**Aim:**
Write out the listing beneath this instruction in its entirety, exactly as it reads.

══ Material to process

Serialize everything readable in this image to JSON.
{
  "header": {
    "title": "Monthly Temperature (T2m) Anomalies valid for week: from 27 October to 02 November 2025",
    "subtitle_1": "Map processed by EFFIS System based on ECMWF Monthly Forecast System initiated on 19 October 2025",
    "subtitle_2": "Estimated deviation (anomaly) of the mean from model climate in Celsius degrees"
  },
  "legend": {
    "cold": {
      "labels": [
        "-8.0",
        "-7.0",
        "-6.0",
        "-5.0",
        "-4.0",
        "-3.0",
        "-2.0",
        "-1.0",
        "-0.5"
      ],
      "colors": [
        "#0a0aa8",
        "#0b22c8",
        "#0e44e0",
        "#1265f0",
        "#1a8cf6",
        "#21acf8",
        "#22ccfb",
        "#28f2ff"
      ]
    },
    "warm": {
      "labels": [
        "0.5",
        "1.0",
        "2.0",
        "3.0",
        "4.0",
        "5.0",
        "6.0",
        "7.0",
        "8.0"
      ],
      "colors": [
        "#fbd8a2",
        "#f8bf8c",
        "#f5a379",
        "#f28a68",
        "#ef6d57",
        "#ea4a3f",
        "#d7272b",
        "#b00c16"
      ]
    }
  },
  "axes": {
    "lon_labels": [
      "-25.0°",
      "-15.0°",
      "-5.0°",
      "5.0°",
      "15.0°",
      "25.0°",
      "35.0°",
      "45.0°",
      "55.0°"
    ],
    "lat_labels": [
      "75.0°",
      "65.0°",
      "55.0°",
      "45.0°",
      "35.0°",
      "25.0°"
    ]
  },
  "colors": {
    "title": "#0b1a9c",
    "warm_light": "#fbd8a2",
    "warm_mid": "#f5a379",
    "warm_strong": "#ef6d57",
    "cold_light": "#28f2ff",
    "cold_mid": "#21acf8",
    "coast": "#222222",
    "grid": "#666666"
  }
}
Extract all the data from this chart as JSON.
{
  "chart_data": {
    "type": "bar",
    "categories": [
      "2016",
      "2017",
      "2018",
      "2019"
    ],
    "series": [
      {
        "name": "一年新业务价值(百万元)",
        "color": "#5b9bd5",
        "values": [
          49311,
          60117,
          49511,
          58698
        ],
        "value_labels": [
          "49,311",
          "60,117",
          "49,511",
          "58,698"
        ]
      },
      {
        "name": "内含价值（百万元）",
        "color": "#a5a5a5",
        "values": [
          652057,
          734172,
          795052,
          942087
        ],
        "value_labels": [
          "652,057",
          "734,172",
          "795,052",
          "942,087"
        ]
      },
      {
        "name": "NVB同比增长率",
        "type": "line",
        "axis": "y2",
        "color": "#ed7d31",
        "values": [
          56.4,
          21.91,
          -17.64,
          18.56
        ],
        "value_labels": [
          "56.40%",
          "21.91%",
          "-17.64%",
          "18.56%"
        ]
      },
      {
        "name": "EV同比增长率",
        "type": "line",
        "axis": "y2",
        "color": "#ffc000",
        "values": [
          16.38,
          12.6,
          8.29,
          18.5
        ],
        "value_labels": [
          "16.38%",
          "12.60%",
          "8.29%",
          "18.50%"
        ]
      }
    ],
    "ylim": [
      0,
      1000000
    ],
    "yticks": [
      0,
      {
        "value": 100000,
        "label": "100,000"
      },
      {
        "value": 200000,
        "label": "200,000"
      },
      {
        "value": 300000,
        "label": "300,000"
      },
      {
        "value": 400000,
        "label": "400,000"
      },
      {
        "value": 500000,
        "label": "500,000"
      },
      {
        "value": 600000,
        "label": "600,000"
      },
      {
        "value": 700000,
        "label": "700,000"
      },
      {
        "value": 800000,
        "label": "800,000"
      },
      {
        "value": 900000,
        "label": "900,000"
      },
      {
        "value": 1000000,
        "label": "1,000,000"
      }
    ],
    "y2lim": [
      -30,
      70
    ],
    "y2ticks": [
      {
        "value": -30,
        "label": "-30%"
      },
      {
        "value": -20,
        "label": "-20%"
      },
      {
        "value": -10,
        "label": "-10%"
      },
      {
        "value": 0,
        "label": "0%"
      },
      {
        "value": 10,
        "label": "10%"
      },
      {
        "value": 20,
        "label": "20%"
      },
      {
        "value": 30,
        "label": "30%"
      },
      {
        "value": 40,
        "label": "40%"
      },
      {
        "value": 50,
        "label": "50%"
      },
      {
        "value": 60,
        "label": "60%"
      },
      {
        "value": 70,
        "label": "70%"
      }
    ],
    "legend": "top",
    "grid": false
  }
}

════

**Response to the task:**
Serialize everything readable in this image to JSON.
{
  "header": {
    "title": "Monthly Temperature (T2m) Anomalies valid for week: from 27 October to 02 November 2025",
    "subtitle_1": "Map processed by EFFIS System based on ECMWF Monthly Forecast System initiated on 19 October 2025",
    "subtitle_2": "Estimated deviation (anomaly) of the mean from model climate in Celsius degrees"
  },
  "legend": {
    "cold": {
      "labels": [
        "-8.0",
        "-7.0",
        "-6.0",
        "-5.0",
        "-4.0",
        "-3.0",
        "-2.0",
        "-1.0",
        "-0.5"
      ],
      "colors": [
        "#0a0aa8",
        "#0b22c8",
        "#0e44e0",
        "#1265f0",
        "#1a8cf6",
        "#21acf8",
        "#22ccfb",
        "#28f2ff"
      ]
    },
    "warm": {
      "labels": [
        "0.5",
        "1.0",
        "2.0",
        "3.0",
        "4.0",
        "5.0",
        "6.0",
        "7.0",
        "8.0"
      ],
      "colors": [
        "#fbd8a2",
        "#f8bf8c",
        "#f5a379",
        "#f28a68",
        "#ef6d57",
        "#ea4a3f",
        "#d7272b",
        "#b00c16"
      ]
    }
  },
  "axes": {
    "lon_labels": [
      "-25.0°",
      "-15.0°",
      "-5.0°",
      "5.0°",
      "15.0°",
      "25.0°",
      "35.0°",
      "45.0°",
      "55.0°"
    ],
    "lat_labels": [
      "75.0°",
      "65.0°",
      "55.0°",
      "45.0°",
      "35.0°",
      "25.0°"
    ]
  },
  "colors": {
    "title": "#0b1a9c",
    "warm_light": "#fbd8a2",
    "warm_mid": "#f5a379",
    "warm_strong": "#ef6d57",
    "cold_light": "#28f2ff",
    "cold_mid": "#21acf8",
    "coast": "#222222",
    "grid": "#666666"
  }
}
Extract all the data from this chart as JSON.
{
  "chart_data": {
    "type": "bar",
    "categories": [
      "2016",
      "2017",
      "2018",
      "2019"
    ],
    "series": [
      {
        "name": "一年新业务价值(百万元)",
        "color": "#5b9bd5",
        "values": [
          49311,
          60117,
          49511,
          58698
        ],
        "value_labels": [
          "49,311",
          "60,117",
          "49,511",
          "58,698"
        ]
      },
      {
        "name": "内含价值（百万元）",
        "color": "#a5a5a5",
        "values": [
          652057,
          734172,
          795052,
          942087
        ],
        "value_labels": [
          "652,057",
          "734,172",
          "795,052",
          "942,087"
        ]
      },
      {
        "name": "NVB同比增长率",
        "type": "line",
        "axis": "y2",
        "color": "#ed7d31",
        "values": [
          56.4,
          21.91,
          -17.64,
          18.56
        ],
        "value_labels": [
          "56.40%",
          "21.91%",
          "-17.64%",
          "18.56%"
        ]
      },
      {
        "name": "EV同比增长率",
        "type": "line",
        "axis": "y2",
        "color": "#ffc000",
        "values": [
          16.38,
          12.6,
          8.29,
          18.5
        ],
        "value_labels": [
          "16.38%",
          "12.60%",
          "8.29%",
          "18.50%"
        ]
      }
    ],
    "ylim": [
      0,
      1000000
    ],
    "yticks": [
      0,
      {
        "value": 100000,
        "label": "100,000"
      },
      {
        "value": 200000,
        "label": "200,000"
      },
      {
        "value": 300000,
        "label": "300,000"
      },
      {
        "value": 400000,
        "label": "400,000"
      },
      {
        "value": 500000,
        "label": "500,000"
      },
      {
        "value": 600000,
        "label": "600,000"
      },
      {
        "value": 700000,
        "label": "700,000"
      },
      {
        "value": 800000,
        "label": "800,000"
      },
      {
        "value": 900000,
        "label": "900,000"
      },
      {
        "value": 1000000,
        "label": "1,000,000"
      }
    ],
    "y2lim": [
      -30,
      70
    ],
    "y2ticks": [
      {
        "value": -30,
        "label": "-30%"
      },
      {
        "value": -20,
        "label": "-20%"
      },
      {
        "value": -10,
        "label": "-10%"
      },
      {
        "value": 0,
        "label": "0%"
      },
      {
        "value": 10,
        "label": "10%"
      },
      {
        "value": 20,
        "label": "20%"
      },
      {
        "value": 30,
        "label": "30%"
      },
      {
        "value": 40,
        "label": "40%"
      },
      {
        "value": 50,
        "label": "50%"
      },
      {
        "value": 60,
        "label": "60%"
      },
      {
        "value": 70,
        "label": "70%"
      }
    ],
    "legend": "top",
    "grid": false
  }
}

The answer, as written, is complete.